- EXERCISE DIRECTIONS
Give back exactly the lines from the one containing "Read all visible" through the end of the records, including both, and no others.

Figure record listings:

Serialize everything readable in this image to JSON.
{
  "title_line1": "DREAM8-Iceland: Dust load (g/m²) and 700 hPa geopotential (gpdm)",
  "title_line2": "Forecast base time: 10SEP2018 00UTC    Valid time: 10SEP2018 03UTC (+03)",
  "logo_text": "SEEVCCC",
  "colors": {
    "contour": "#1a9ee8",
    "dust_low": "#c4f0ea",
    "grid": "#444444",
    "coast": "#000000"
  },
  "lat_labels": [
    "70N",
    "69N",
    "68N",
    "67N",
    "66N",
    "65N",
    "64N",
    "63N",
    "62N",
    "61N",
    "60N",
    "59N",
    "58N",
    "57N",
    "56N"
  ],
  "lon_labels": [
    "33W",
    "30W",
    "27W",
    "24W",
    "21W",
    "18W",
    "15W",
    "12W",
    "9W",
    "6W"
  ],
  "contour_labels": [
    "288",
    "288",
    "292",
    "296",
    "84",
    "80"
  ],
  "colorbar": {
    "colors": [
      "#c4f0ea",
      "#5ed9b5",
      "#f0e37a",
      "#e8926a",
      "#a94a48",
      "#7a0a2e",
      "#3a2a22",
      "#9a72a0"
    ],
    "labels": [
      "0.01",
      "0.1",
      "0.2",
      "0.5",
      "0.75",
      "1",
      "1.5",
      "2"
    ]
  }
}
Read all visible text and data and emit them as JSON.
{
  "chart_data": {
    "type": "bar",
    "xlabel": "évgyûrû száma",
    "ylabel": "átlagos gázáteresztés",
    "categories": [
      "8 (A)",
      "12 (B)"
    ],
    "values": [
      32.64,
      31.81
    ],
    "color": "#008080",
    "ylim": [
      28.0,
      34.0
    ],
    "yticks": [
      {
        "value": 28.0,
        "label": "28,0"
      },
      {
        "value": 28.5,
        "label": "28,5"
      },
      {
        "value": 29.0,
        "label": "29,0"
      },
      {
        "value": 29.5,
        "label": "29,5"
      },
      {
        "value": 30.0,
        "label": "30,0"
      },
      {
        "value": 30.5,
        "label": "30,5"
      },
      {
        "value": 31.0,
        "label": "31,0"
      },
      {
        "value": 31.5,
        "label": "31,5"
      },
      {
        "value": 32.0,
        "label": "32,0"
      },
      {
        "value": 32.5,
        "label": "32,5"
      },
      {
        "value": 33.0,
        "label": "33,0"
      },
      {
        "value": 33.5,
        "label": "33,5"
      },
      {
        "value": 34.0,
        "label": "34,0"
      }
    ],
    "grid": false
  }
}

- ANSWER TO THIS PROBLEM
Read all visible text and data and emit them as JSON.
{
  "chart_data": {
    "type": "bar",
    "xlabel": "évgyûrû száma",
    "ylabel": "átlagos gázáteresztés",
    "categories": [
      "8 (A)",
      "12 (B)"
    ],
    "values": [
      32.64,
      31.81
    ],
    "color": "#008080",
    "ylim": [
      28.0,
      34.0
    ],
    "yticks": [
      {
        "value": 28.0,
        "label": "28,0"
      },
      {
        "value": 28.5,
        "label": "28,5"
      },
      {
        "value": 29.0,
        "label": "29,0"
      },
      {
        "value": 29.5,
        "label": "29,5"
      },
      {
        "value": 30.0,
        "label": "30,0"
      },
      {
        "value": 30.5,
        "label": "30,5"
      },
      {
        "value": 31.0,
        "label": "31,0"
      },
      {
        "value": 31.5,
        "label": "31,5"
      },
      {
        "value": 32.0,
        "label": "32,0"
      },
      {
        "value": 32.5,
        "label": "32,5"
      },
      {
        "value": 33.0,
        "label": "33,0"
      },
      {
        "value": 33.5,
        "label": "33,5"
      },
      {
        "value": 34.0,
        "label": "34,0"
      }
    ],
    "grid": false
  }
}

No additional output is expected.